• [Work to complete]
Among the entries that follow, some lines contain the word "ertrunken". Show all of them.

• [Record extracts]

-- -- --

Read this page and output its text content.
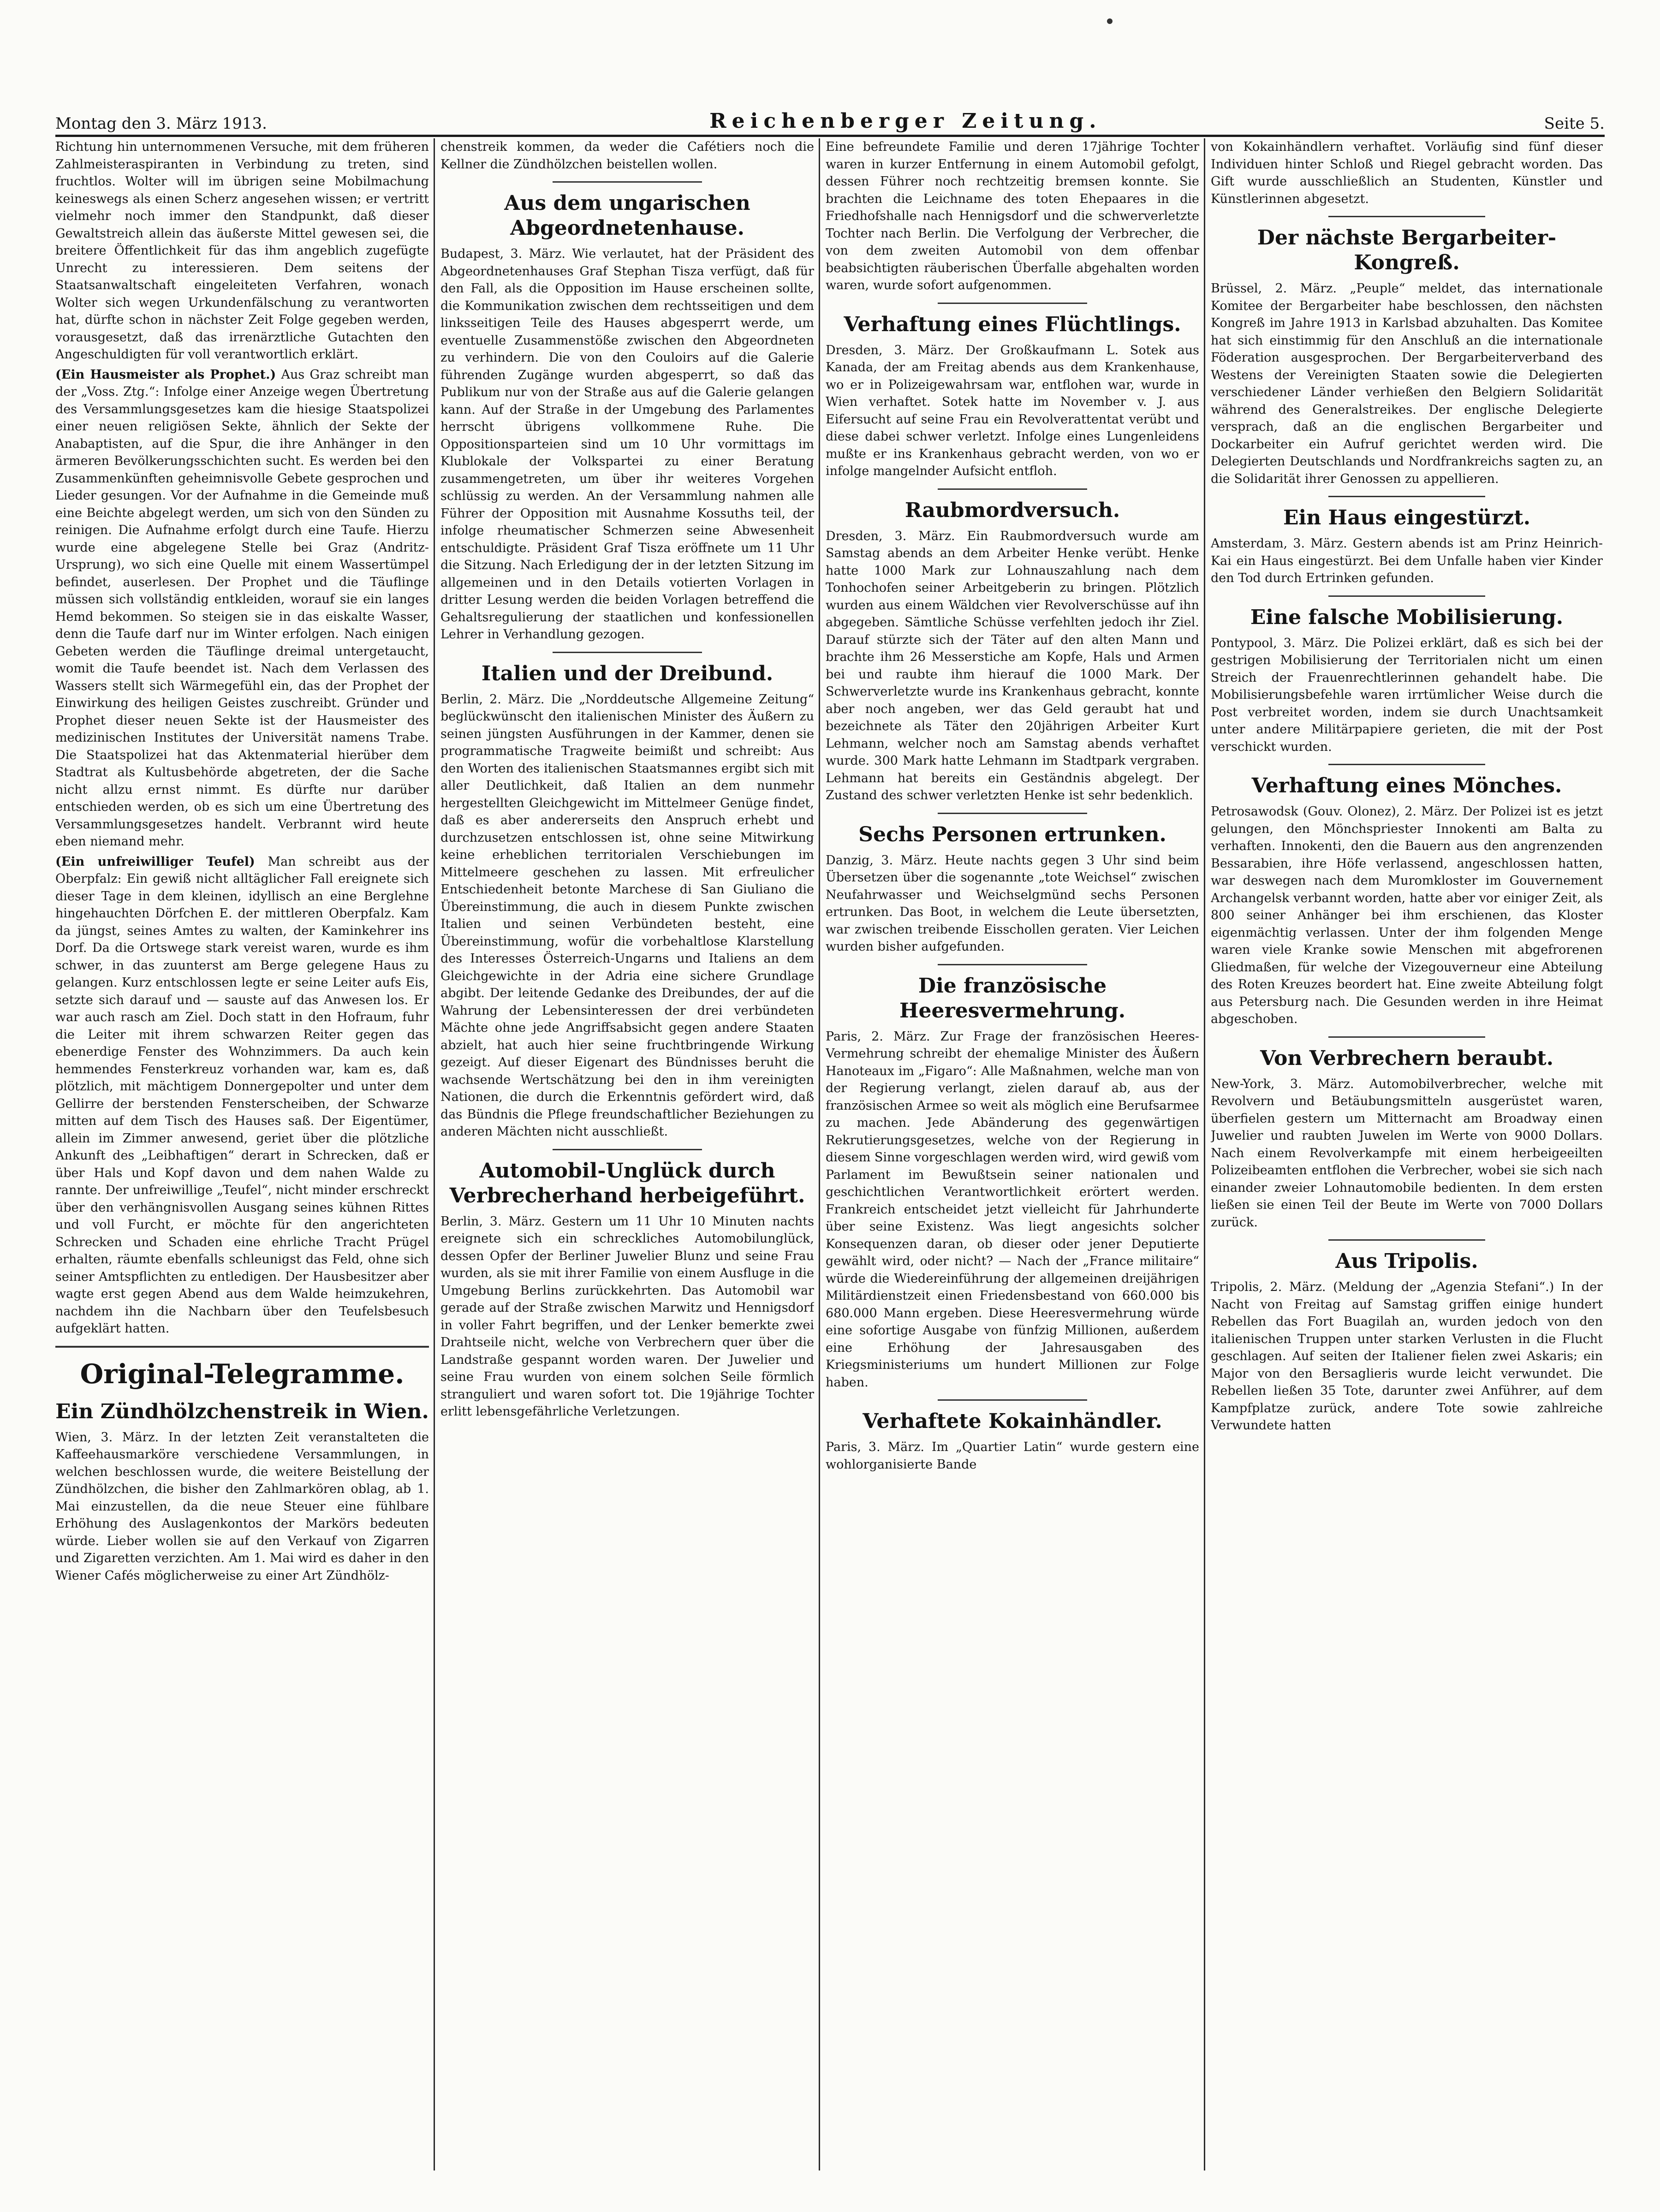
Montag den 3. März 1913.	Reichenberger Zeitung.	Seite 5.

Richtung hin unternommenen Versuche, mit dem früheren Zahlmeisteraspiranten in Verbindung zu treten, sind fruchtlos. Wolter will im übrigen seine Mobilmachung keineswegs als einen Scherz angesehen wissen; er vertritt vielmehr noch immer den Standpunkt, daß dieser Gewaltstreich allein das äußerste Mittel gewesen sei, die breitere Öffentlichkeit für das ihm angeblich zugefügte Unrecht zu interessieren. Dem seitens der Staatsanwaltschaft eingeleiteten Verfahren, wonach Wolter sich wegen Urkundenfälschung zu verantworten hat, dürfte schon in nächster Zeit Folge gegeben werden, vorausgesetzt, daß das irrenärztliche Gutachten den Angeschuldigten für voll verantwortlich erklärt.

(Ein Hausmeister als Prophet.) Aus Graz schreibt man der „Voss. Ztg.“: Infolge einer Anzeige wegen Übertretung des Versammlungsgesetzes kam die hiesige Staatspolizei einer neuen religiösen Sekte, ähnlich der Sekte der Anabaptisten, auf die Spur, die ihre Anhänger in den ärmeren Bevölkerungsschichten sucht. Es werden bei den Zusammenkünften geheimnisvolle Gebete gesprochen und Lieder gesungen. Vor der Aufnahme in die Gemeinde muß eine Beichte abgelegt werden, um sich von den Sünden zu reinigen. Die Aufnahme erfolgt durch eine Taufe. Hierzu wurde eine abgelegene Stelle bei Graz (Andritz-Ursprung), wo sich eine Quelle mit einem Wassertümpel befindet, auserlesen. Der Prophet und die Täuflinge müssen sich vollständig entkleiden, worauf sie ein langes Hemd bekommen. So steigen sie in das eiskalte Wasser, denn die Taufe darf nur im Winter erfolgen. Nach einigen Gebeten werden die Täuflinge dreimal untergetaucht, womit die Taufe beendet ist. Nach dem Verlassen des Wassers stellt sich Wärmegefühl ein, das der Prophet der Einwirkung des heiligen Geistes zuschreibt. Gründer und Prophet dieser neuen Sekte ist der Hausmeister des medizinischen Institutes der Universität namens Trabe. Die Staatspolizei hat das Aktenmaterial hierüber dem Stadtrat als Kultusbehörde abgetreten, der die Sache nicht allzu ernst nimmt. Es dürfte nur darüber entschieden werden, ob es sich um eine Übertretung des Versammlungsgesetzes handelt. Verbrannt wird heute eben niemand mehr.

(Ein unfreiwilliger Teufel) Man schreibt aus der Oberpfalz: Ein gewiß nicht alltäglicher Fall ereignete sich dieser Tage in dem kleinen, idyllisch an eine Berglehne hingehauchten Dörfchen E. der mittleren Oberpfalz. Kam da jüngst, seines Amtes zu walten, der Kaminkehrer ins Dorf. Da die Ortswege stark vereist waren, wurde es ihm schwer, in das zuunterst am Berge gelegene Haus zu gelangen. Kurz entschlossen legte er seine Leiter aufs Eis, setzte sich darauf und — sauste auf das Anwesen los. Er war auch rasch am Ziel. Doch statt in den Hofraum, fuhr die Leiter mit ihrem schwarzen Reiter gegen das ebenerdige Fenster des Wohnzimmers. Da auch kein hemmendes Fensterkreuz vorhanden war, kam es, daß plötzlich, mit mächtigem Donnergepolter und unter dem Gellirre der berstenden Fensterscheiben, der Schwarze mitten auf dem Tisch des Hauses saß. Der Eigentümer, allein im Zimmer anwesend, geriet über die plötzliche Ankunft des „Leibhaftigen“ derart in Schrecken, daß er über Hals und Kopf davon und dem nahen Walde zu rannte. Der unfreiwillige „Teufel“, nicht minder erschreckt über den verhängnisvollen Ausgang seines kühnen Rittes und voll Furcht, er möchte für den angerichteten Schrecken und Schaden eine ehrliche Tracht Prügel erhalten, räumte ebenfalls schleunigst das Feld, ohne sich seiner Amtspflichten zu entledigen. Der Hausbesitzer aber wagte erst gegen Abend aus dem Walde heimzukehren, nachdem ihn die Nachbarn über den Teufelsbesuch aufgeklärt hatten.

Original-Telegramme.
Ein Zündhölzchenstreik in Wien.

Wien, 3. März. In der letzten Zeit veranstalteten die Kaffeehausmarköre verschiedene Versammlungen, in welchen beschlossen wurde, die weitere Beistellung der Zündhölzchen, die bisher den Zahlmarkören oblag, ab 1. Mai einzustellen, da die neue Steuer eine fühlbare Erhöhung des Auslagenkontos der Markörs bedeuten würde. Lieber wollen sie auf den Verkauf von Zigarren und Zigaretten verzichten. Am 1. Mai wird es daher in den Wiener Cafés möglicherweise zu einer Art Zündhölz-

chenstreik kommen, da weder die Cafétiers noch die Kellner die Zündhölzchen beistellen wollen.

Aus dem ungarischen Abgeordnetenhause.

Budapest, 3. März. Wie verlautet, hat der Präsident des Abgeordnetenhauses Graf Stephan Tisza verfügt, daß für den Fall, als die Opposition im Hause erscheinen sollte, die Kommunikation zwischen dem rechtsseitigen und dem linksseitigen Teile des Hauses abgesperrt werde, um eventuelle Zusammenstöße zwischen den Abgeordneten zu verhindern. Die von den Couloirs auf die Galerie führenden Zugänge wurden abgesperrt, so daß das Publikum nur von der Straße aus auf die Galerie gelangen kann. Auf der Straße in der Umgebung des Parlamentes herrscht übrigens vollkommene Ruhe. Die Oppositionsparteien sind um 10 Uhr vormittags im Klublokale der Volkspartei zu einer Beratung zusammengetreten, um über ihr weiteres Vorgehen schlüssig zu werden. An der Versammlung nahmen alle Führer der Opposition mit Ausnahme Kossuths teil, der infolge rheumatischer Schmerzen seine Abwesenheit entschuldigte. Präsident Graf Tisza eröffnete um 11 Uhr die Sitzung. Nach Erledigung der in der letzten Sitzung im allgemeinen und in den Details votierten Vorlagen in dritter Lesung werden die beiden Vorlagen betreffend die Gehaltsregulierung der staatlichen und konfessionellen Lehrer in Verhandlung gezogen.

Italien und der Dreibund.

Berlin, 2. März. Die „Norddeutsche Allgemeine Zeitung“ beglückwünscht den italienischen Minister des Äußern zu seinen jüngsten Ausführungen in der Kammer, denen sie programmatische Tragweite beimißt und schreibt: Aus den Worten des italienischen Staatsmannes ergibt sich mit aller Deutlichkeit, daß Italien an dem nunmehr hergestellten Gleichgewicht im Mittelmeer Genüge findet, daß es aber andererseits den Anspruch erhebt und durchzusetzen entschlossen ist, ohne seine Mitwirkung keine erheblichen territorialen Verschiebungen im Mittelmeere geschehen zu lassen. Mit erfreulicher Entschiedenheit betonte Marchese di San Giuliano die Übereinstimmung, die auch in diesem Punkte zwischen Italien und seinen Verbündeten besteht, eine Übereinstimmung, wofür die vorbehaltlose Klarstellung des Interesses Österreich-Ungarns und Italiens an dem Gleichgewichte in der Adria eine sichere Grundlage abgibt. Der leitende Gedanke des Dreibundes, der auf die Wahrung der Lebensinteressen der drei verbündeten Mächte ohne jede Angriffsabsicht gegen andere Staaten abzielt, hat auch hier seine fruchtbringende Wirkung gezeigt. Auf dieser Eigenart des Bündnisses beruht die wachsende Wertschätzung bei den in ihm vereinigten Nationen, die durch die Erkenntnis gefördert wird, daß das Bündnis die Pflege freundschaftlicher Beziehungen zu anderen Mächten nicht ausschließt.

Automobil-Unglück durch
Verbrecherhand herbeigeführt.

Berlin, 3. März. Gestern um 11 Uhr 10 Minuten nachts ereignete sich ein schreckliches Automobilunglück, dessen Opfer der Berliner Juwelier Blunz und seine Frau wurden, als sie mit ihrer Familie von einem Ausfluge in die Umgebung Berlins zurückkehrten. Das Automobil war gerade auf der Straße zwischen Marwitz und Hennigsdorf in voller Fahrt begriffen, und der Lenker bemerkte zwei Drahtseile nicht, welche von Verbrechern quer über die Landstraße gespannt worden waren. Der Juwelier und seine Frau wurden von einem solchen Seile förmlich stranguliert und waren sofort tot. Die 19jährige Tochter erlitt lebensgefährliche Verletzungen.

Eine befreundete Familie und deren 17jährige Tochter waren in kurzer Entfernung in einem Automobil gefolgt, dessen Führer noch rechtzeitig bremsen konnte. Sie brachten die Leichname des toten Ehepaares in die Friedhofshalle nach Hennigsdorf und die schwerverletzte Tochter nach Berlin. Die Verfolgung der Verbrecher, die von dem zweiten Automobil von dem offenbar beabsichtigten räuberischen Überfalle abgehalten worden waren, wurde sofort aufgenommen.

Verhaftung eines Flüchtlings.

Dresden, 3. März. Der Großkaufmann L. Sotek aus Kanada, der am Freitag abends aus dem Krankenhause, wo er in Polizeigewahrsam war, entflohen war, wurde in Wien verhaftet. Sotek hatte im November v. J. aus Eifersucht auf seine Frau ein Revolverattentat verübt und diese dabei schwer verletzt. Infolge eines Lungenleidens mußte er ins Krankenhaus gebracht werden, von wo er infolge mangelnder Aufsicht entfloh.

Raubmordversuch.

Dresden, 3. März. Ein Raubmordversuch wurde am Samstag abends an dem Arbeiter Henke verübt. Henke hatte 1000 Mark zur Lohnauszahlung nach dem Tonhochofen seiner Arbeitgeberin zu bringen. Plötzlich wurden aus einem Wäldchen vier Revolverschüsse auf ihn abgegeben. Sämtliche Schüsse verfehlten jedoch ihr Ziel. Darauf stürzte sich der Täter auf den alten Mann und brachte ihm 26 Messerstiche am Kopfe, Hals und Armen bei und raubte ihm hierauf die 1000 Mark. Der Schwerverletzte wurde ins Krankenhaus gebracht, konnte aber noch angeben, wer das Geld geraubt hat und bezeichnete als Täter den 20jährigen Arbeiter Kurt Lehmann, welcher noch am Samstag abends verhaftet wurde. 300 Mark hatte Lehmann im Stadtpark vergraben. Lehmann hat bereits ein Geständnis abgelegt. Der Zustand des schwer verletzten Henke ist sehr bedenklich.

Sechs Personen ertrunken.

Danzig, 3. März. Heute nachts gegen 3 Uhr sind beim Übersetzen über die sogenannte „tote Weichsel“ zwischen Neufahrwasser und Weichselgmünd sechs Personen ertrunken. Das Boot, in welchem die Leute übersetzten, war zwischen treibende Eisschollen geraten. Vier Leichen wurden bisher aufgefunden.

Die französische Heeresvermehrung.

Paris, 2. März. Zur Frage der französischen Heeres-Vermehrung schreibt der ehemalige Minister des Äußern Hanoteaux im „Figaro“: Alle Maßnahmen, welche man von der Regierung verlangt, zielen darauf ab, aus der französischen Armee so weit als möglich eine Berufsarmee zu machen. Jede Abänderung des gegenwärtigen Rekrutierungsgesetzes, welche von der Regierung in diesem Sinne vorgeschlagen werden wird, wird gewiß vom Parlament im Bewußtsein seiner nationalen und geschichtlichen Verantwortlichkeit erörtert werden. Frankreich entscheidet jetzt vielleicht für Jahrhunderte über seine Existenz. Was liegt angesichts solcher Konsequenzen daran, ob dieser oder jener Deputierte gewählt wird, oder nicht? — Nach der „France militaire“ würde die Wiedereinführung der allgemeinen dreijährigen Militärdienstzeit einen Friedensbestand von 660.000 bis 680.000 Mann ergeben. Diese Heeresvermehrung würde eine sofortige Ausgabe von fünfzig Millionen, außerdem eine Erhöhung der Jahresausgaben des Kriegsministeriums um hundert Millionen zur Folge haben.

Verhaftete Kokainhändler.

Paris, 3. März. Im „Quartier Latin“ wurde gestern eine wohlorganisierte Bande

von Kokainhändlern verhaftet. Vorläufig sind fünf dieser Individuen hinter Schloß und Riegel gebracht worden. Das Gift wurde ausschließlich an Studenten, Künstler und Künstlerinnen abgesetzt.

Der nächste Bergarbeiter-Kongreß.

Brüssel, 2. März. „Peuple“ meldet, das internationale Komitee der Bergarbeiter habe beschlossen, den nächsten Kongreß im Jahre 1913 in Karlsbad abzuhalten. Das Komitee hat sich einstimmig für den Anschluß an die internationale Föderation ausgesprochen. Der Bergarbeiterverband des Westens der Vereinigten Staaten sowie die Delegierten verschiedener Länder verhießen den Belgiern Solidarität während des Generalstreikes. Der englische Delegierte versprach, daß an die englischen Bergarbeiter und Dockarbeiter ein Aufruf gerichtet werden wird. Die Delegierten Deutschlands und Nordfrankreichs sagten zu, an die Solidarität ihrer Genossen zu appellieren.

Ein Haus eingestürzt.

Amsterdam, 3. März. Gestern abends ist am Prinz Heinrich-Kai ein Haus eingestürzt. Bei dem Unfalle haben vier Kinder den Tod durch Ertrinken gefunden.

Eine falsche Mobilisierung.

Pontypool, 3. März. Die Polizei erklärt, daß es sich bei der gestrigen Mobilisierung der Territorialen nicht um einen Streich der Frauenrechtlerinnen gehandelt habe. Die Mobilisierungsbefehle waren irrtümlicher Weise durch die Post verbreitet worden, indem sie durch Unachtsamkeit unter andere Militärpapiere gerieten, die mit der Post verschickt wurden.

Verhaftung eines Mönches.

Petrosawodsk (Gouv. Olonez), 2. März. Der Polizei ist es jetzt gelungen, den Mönchspriester Innokenti am Balta zu verhaften. Innokenti, den die Bauern aus den angrenzenden Bessarabien, ihre Höfe verlassend, angeschlossen hatten, war deswegen nach dem Muromkloster im Gouvernement Archangelsk verbannt worden, hatte aber vor einiger Zeit, als 800 seiner Anhänger bei ihm erschienen, das Kloster eigenmächtig verlassen. Unter der ihm folgenden Menge waren viele Kranke sowie Menschen mit abgefrorenen Gliedmaßen, für welche der Vizegouverneur eine Abteilung des Roten Kreuzes beordert hat. Eine zweite Abteilung folgt aus Petersburg nach. Die Gesunden werden in ihre Heimat abgeschoben.

Von Verbrechern beraubt.

New-York, 3. März. Automobilverbrecher, welche mit Revolvern und Betäubungsmitteln ausgerüstet waren, überfielen gestern um Mitternacht am Broadway einen Juwelier und raubten Juwelen im Werte von 9000 Dollars. Nach einem Revolverkampfe mit einem herbeigeeilten Polizeibeamten entflohen die Verbrecher, wobei sie sich nach einander zweier Lohnautomobile bedienten. In dem ersten ließen sie einen Teil der Beute im Werte von 7000 Dollars zurück.

Aus Tripolis.

Tripolis, 2. März. (Meldung der „Agenzia Stefani“.) In der Nacht von Freitag auf Samstag griffen einige hundert Rebellen das Fort Buagilah an, wurden jedoch von den italienischen Truppen unter starken Verlusten in die Flucht geschlagen. Auf seiten der Italiener fielen zwei Askaris; ein Major von den Bersaglieris wurde leicht verwundet. Die Rebellen ließen 35 Tote, darunter zwei Anführer, auf dem Kampfplatze zurück, andere Tote sowie zahlreiche Verwundete hatten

-- -- --

• [Solution for this task]
Sechs Personen ertrunken.
Danzig, 3. März. Heute nachts gegen 3 Uhr sind beim Übersetzen über die sogenannte „tote Weichsel“ zwischen Neufahrwasser und Weichselgmünd sechs Personen ertrunken. Das Boot, in welchem die Leute übersetzten, war zwischen treibende Eisschollen geraten. Vier Leichen wurden bisher aufgefunden.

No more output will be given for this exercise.